- **TO BE DONE**
In the material below, find each line holding the string "text" and copy it.

- **LISTED ENTRIES**

--- begin ---

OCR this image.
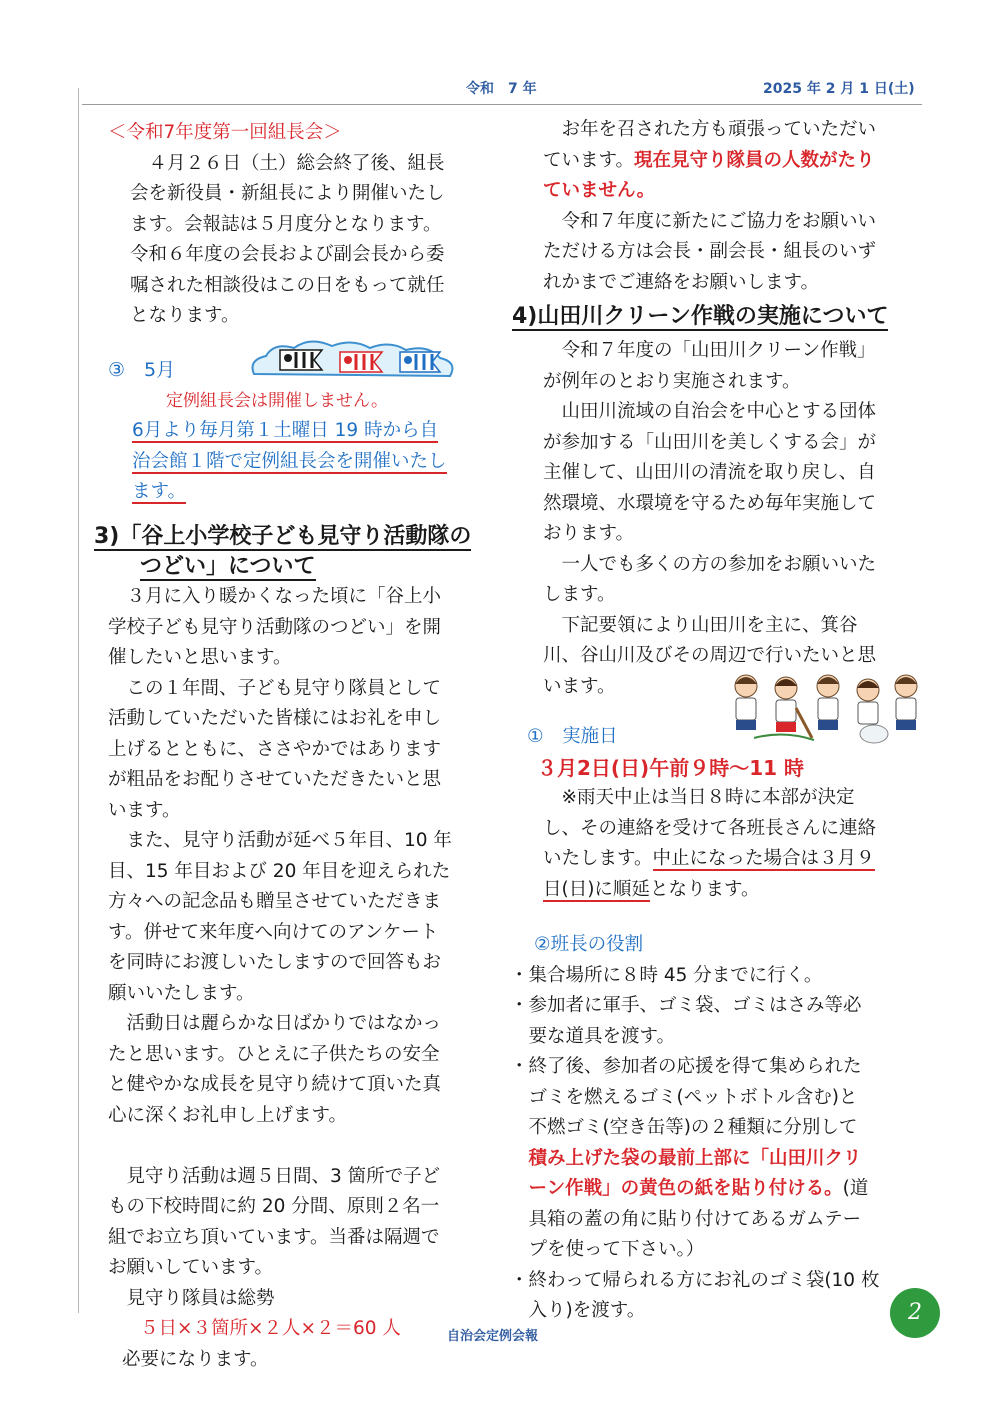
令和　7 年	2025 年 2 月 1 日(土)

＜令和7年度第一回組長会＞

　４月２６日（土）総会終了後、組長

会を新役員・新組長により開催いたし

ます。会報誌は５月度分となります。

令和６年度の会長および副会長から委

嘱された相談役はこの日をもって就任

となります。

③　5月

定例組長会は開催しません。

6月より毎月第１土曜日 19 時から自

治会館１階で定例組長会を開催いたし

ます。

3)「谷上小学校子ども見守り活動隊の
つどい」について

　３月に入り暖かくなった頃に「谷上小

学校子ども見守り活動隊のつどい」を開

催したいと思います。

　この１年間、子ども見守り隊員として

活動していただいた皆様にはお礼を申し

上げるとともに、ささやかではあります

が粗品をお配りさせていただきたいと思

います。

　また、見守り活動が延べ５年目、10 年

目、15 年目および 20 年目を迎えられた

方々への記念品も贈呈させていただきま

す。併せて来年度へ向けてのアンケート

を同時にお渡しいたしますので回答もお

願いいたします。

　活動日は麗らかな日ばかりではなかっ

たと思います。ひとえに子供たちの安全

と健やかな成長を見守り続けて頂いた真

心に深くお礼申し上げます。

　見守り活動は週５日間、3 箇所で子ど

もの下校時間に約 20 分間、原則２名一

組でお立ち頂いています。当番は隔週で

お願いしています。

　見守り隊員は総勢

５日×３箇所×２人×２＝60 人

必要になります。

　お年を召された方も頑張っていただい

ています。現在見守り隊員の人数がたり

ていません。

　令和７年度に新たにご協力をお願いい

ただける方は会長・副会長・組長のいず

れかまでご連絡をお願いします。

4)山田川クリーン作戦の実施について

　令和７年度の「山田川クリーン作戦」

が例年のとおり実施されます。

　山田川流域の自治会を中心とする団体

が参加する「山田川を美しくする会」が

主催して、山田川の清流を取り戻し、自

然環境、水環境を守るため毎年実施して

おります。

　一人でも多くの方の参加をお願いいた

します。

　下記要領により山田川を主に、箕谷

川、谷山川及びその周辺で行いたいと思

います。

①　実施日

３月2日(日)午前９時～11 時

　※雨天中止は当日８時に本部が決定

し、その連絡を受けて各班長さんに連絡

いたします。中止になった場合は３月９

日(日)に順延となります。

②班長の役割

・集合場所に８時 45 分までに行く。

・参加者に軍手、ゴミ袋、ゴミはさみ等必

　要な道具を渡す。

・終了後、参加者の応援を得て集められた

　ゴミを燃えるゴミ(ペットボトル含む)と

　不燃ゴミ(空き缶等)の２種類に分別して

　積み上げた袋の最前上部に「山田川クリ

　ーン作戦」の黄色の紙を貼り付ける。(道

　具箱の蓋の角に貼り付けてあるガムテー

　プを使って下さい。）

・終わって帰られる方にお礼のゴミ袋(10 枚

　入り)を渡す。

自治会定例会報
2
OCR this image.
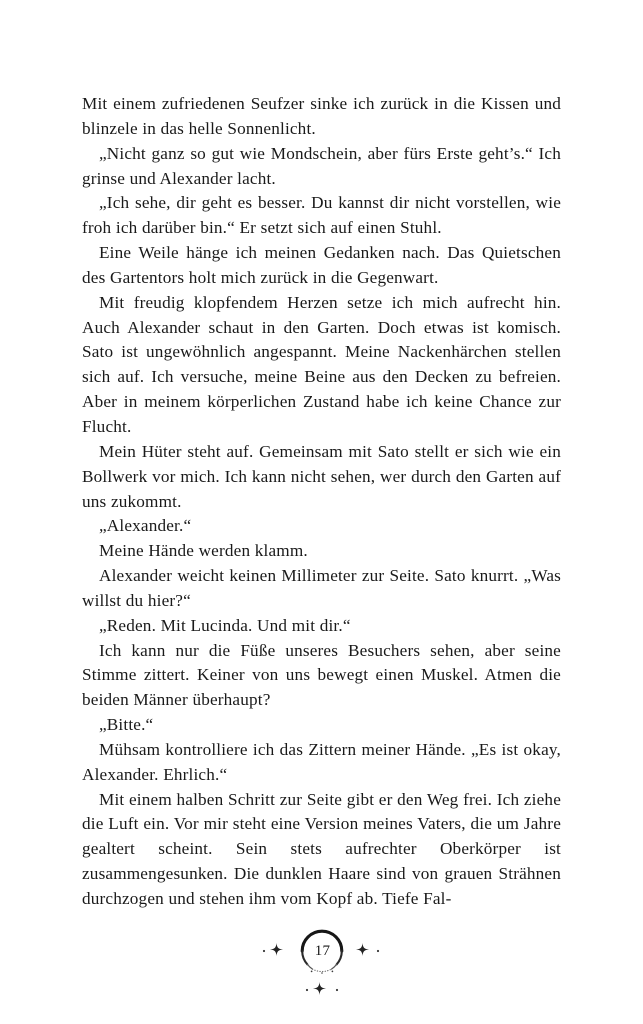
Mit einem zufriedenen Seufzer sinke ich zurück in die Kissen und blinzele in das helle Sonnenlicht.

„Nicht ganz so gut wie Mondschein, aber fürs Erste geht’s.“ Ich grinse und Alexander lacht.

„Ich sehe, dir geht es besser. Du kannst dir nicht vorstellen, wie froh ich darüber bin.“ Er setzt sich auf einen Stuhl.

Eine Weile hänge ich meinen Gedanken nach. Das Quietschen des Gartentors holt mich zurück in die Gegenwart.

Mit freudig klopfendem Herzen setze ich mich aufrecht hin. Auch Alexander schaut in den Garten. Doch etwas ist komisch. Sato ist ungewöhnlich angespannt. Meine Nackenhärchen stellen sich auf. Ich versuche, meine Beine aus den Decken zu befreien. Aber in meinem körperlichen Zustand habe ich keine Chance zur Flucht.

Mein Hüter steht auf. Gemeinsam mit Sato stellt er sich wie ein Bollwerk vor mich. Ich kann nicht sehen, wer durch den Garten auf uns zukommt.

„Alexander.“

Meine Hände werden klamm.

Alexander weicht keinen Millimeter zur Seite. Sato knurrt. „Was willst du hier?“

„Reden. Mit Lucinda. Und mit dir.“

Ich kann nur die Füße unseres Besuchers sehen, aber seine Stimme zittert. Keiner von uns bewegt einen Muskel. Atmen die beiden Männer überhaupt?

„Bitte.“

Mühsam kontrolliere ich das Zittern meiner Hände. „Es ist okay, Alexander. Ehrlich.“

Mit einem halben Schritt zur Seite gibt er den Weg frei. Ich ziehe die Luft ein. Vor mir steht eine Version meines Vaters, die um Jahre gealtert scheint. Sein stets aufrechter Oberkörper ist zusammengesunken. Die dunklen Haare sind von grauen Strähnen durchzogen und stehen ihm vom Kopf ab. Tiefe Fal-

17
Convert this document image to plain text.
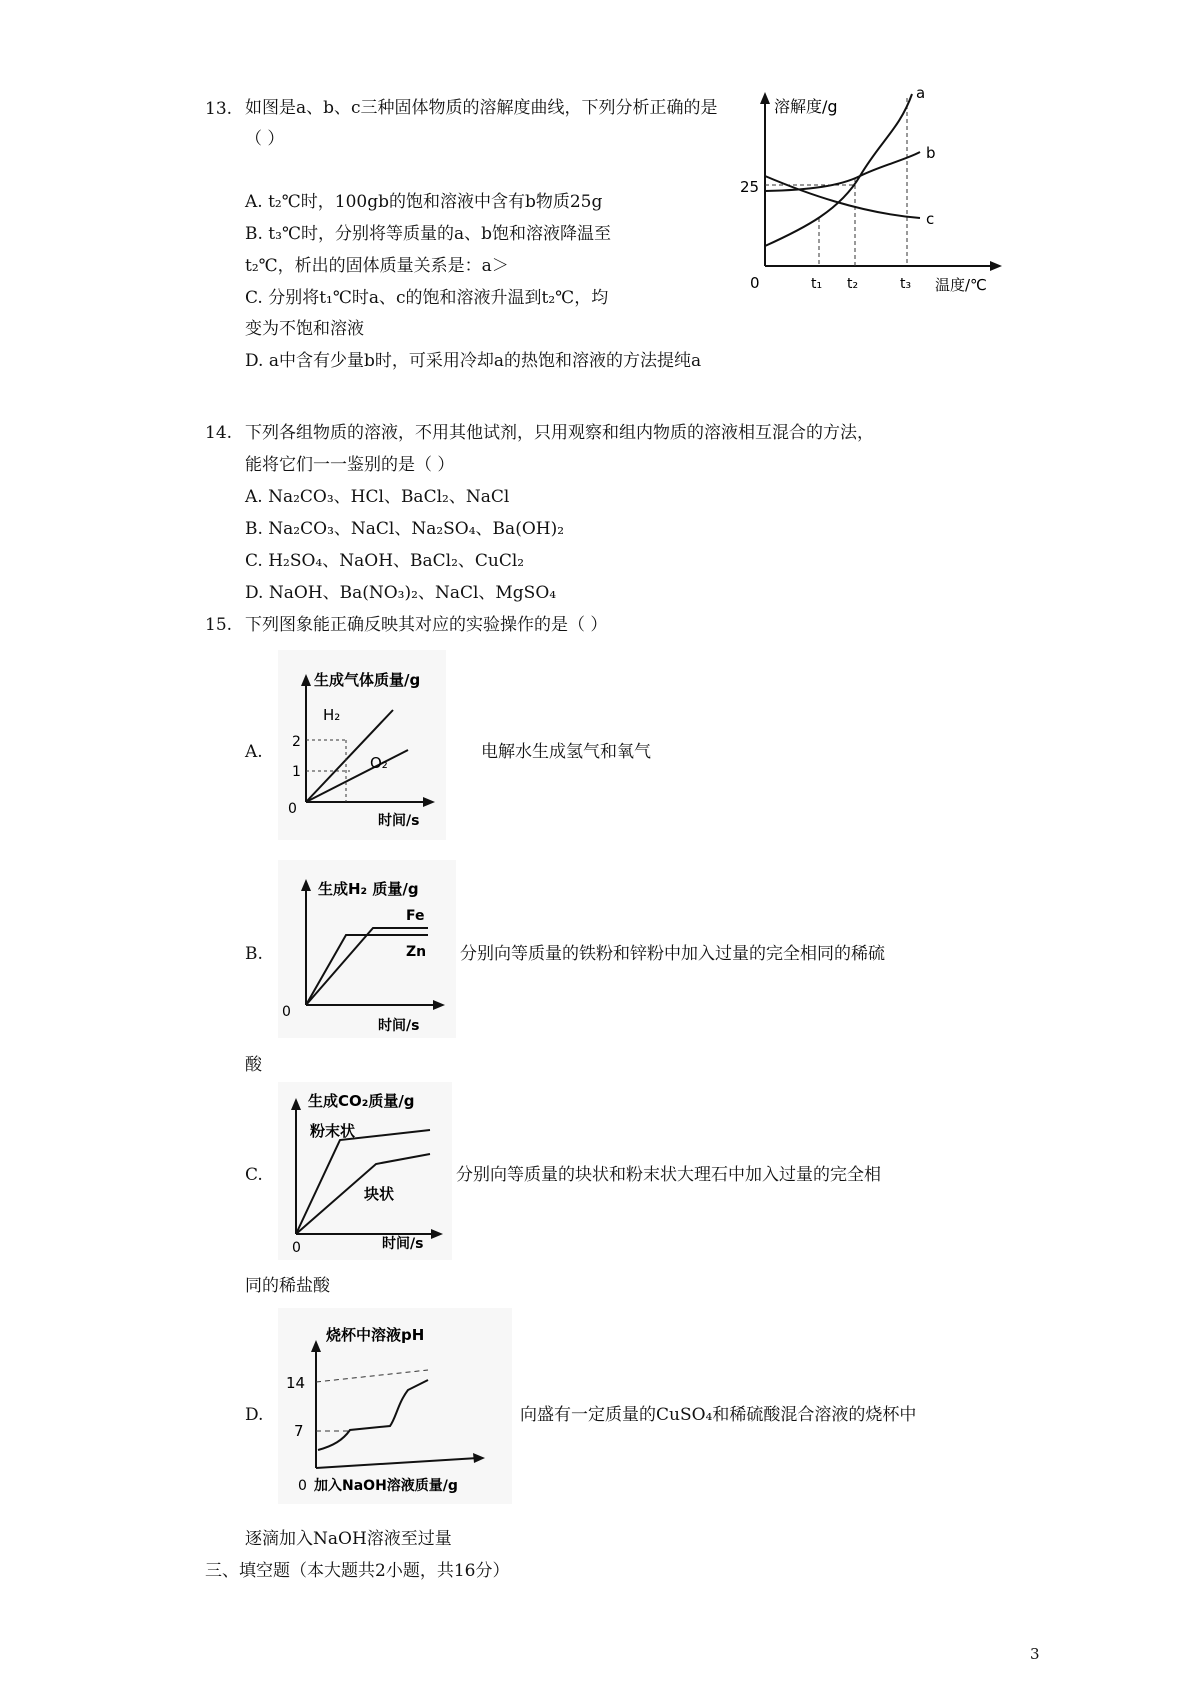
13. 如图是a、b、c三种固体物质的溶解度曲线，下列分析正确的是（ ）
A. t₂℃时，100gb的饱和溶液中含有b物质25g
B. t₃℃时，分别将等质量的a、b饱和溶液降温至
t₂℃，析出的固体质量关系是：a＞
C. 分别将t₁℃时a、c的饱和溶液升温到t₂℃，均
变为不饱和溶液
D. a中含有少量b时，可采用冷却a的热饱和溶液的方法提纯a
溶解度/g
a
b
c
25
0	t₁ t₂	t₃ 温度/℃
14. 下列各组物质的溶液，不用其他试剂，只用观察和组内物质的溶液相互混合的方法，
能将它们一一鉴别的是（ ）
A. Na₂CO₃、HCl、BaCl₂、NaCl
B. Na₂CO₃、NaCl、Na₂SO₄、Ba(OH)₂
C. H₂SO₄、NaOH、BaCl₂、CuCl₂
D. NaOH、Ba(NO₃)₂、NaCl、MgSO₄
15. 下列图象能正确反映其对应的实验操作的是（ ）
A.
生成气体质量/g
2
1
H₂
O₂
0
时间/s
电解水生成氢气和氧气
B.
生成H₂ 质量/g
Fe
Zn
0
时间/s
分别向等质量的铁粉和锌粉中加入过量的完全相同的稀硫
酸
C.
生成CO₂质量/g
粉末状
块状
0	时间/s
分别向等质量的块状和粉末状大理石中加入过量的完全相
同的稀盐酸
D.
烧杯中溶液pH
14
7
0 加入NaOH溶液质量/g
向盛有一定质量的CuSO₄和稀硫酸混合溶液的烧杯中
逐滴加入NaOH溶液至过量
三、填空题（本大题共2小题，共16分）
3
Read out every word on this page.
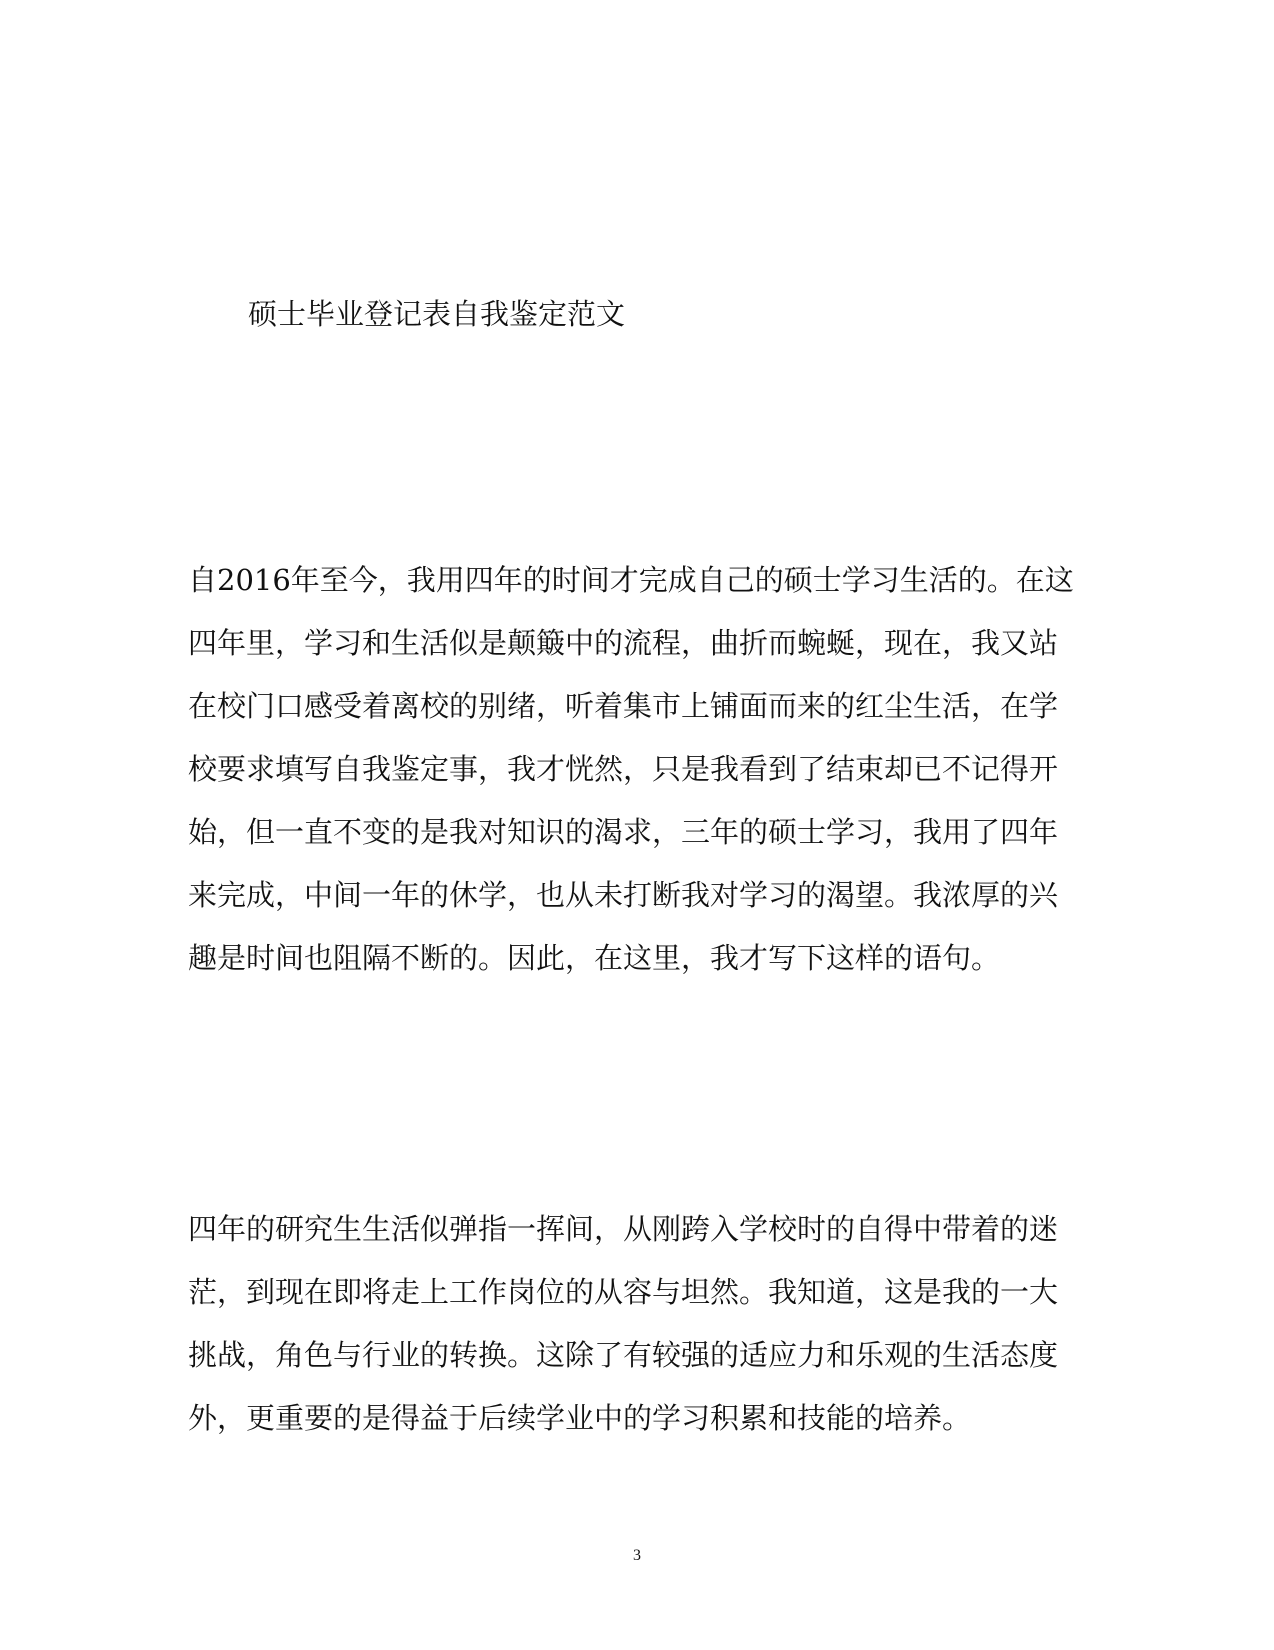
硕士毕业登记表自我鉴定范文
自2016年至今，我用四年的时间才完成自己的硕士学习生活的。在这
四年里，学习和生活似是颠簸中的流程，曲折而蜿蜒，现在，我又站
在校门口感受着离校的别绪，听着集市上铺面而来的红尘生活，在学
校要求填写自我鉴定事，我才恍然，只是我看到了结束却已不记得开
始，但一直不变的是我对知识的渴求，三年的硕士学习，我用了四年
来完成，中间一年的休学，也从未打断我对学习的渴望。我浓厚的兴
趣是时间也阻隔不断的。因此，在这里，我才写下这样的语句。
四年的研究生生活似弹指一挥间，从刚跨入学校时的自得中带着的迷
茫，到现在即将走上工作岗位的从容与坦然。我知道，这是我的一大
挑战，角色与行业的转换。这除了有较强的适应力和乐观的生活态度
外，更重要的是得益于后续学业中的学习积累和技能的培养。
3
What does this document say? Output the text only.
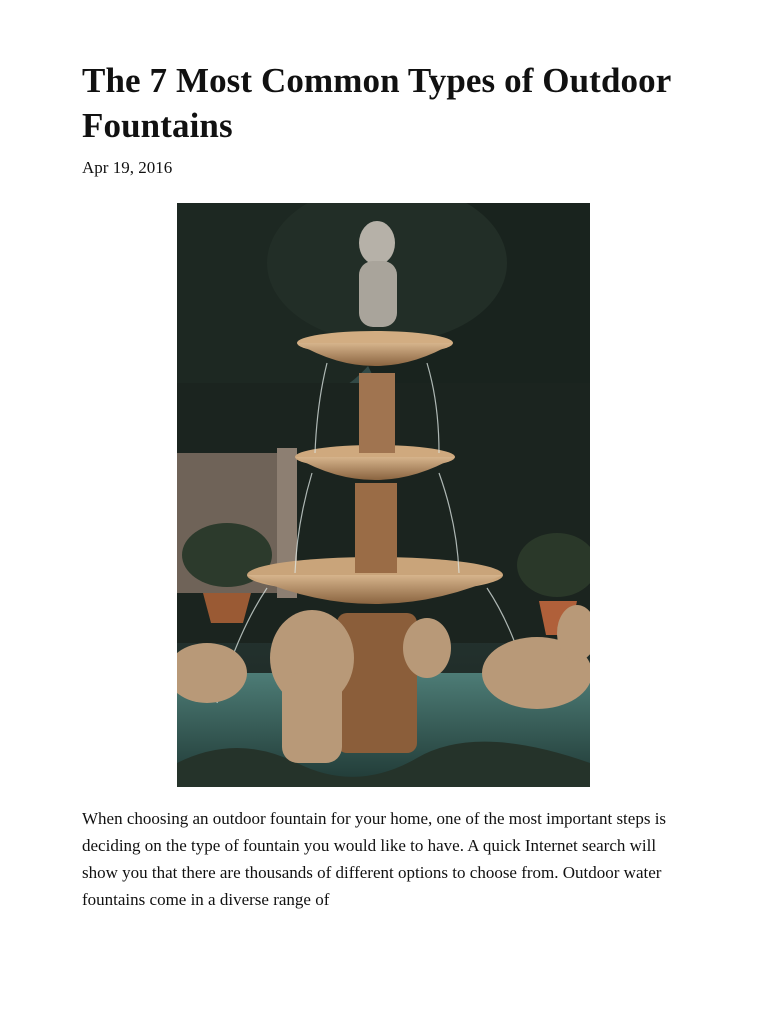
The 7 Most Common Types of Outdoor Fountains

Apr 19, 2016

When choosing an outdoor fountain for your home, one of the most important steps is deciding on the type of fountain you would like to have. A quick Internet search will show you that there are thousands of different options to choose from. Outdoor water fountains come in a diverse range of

--- end ---

- **SOLUTION TO THIS EXERCISE**
Convert this document image to plain text.
What does this document say? Output the text only.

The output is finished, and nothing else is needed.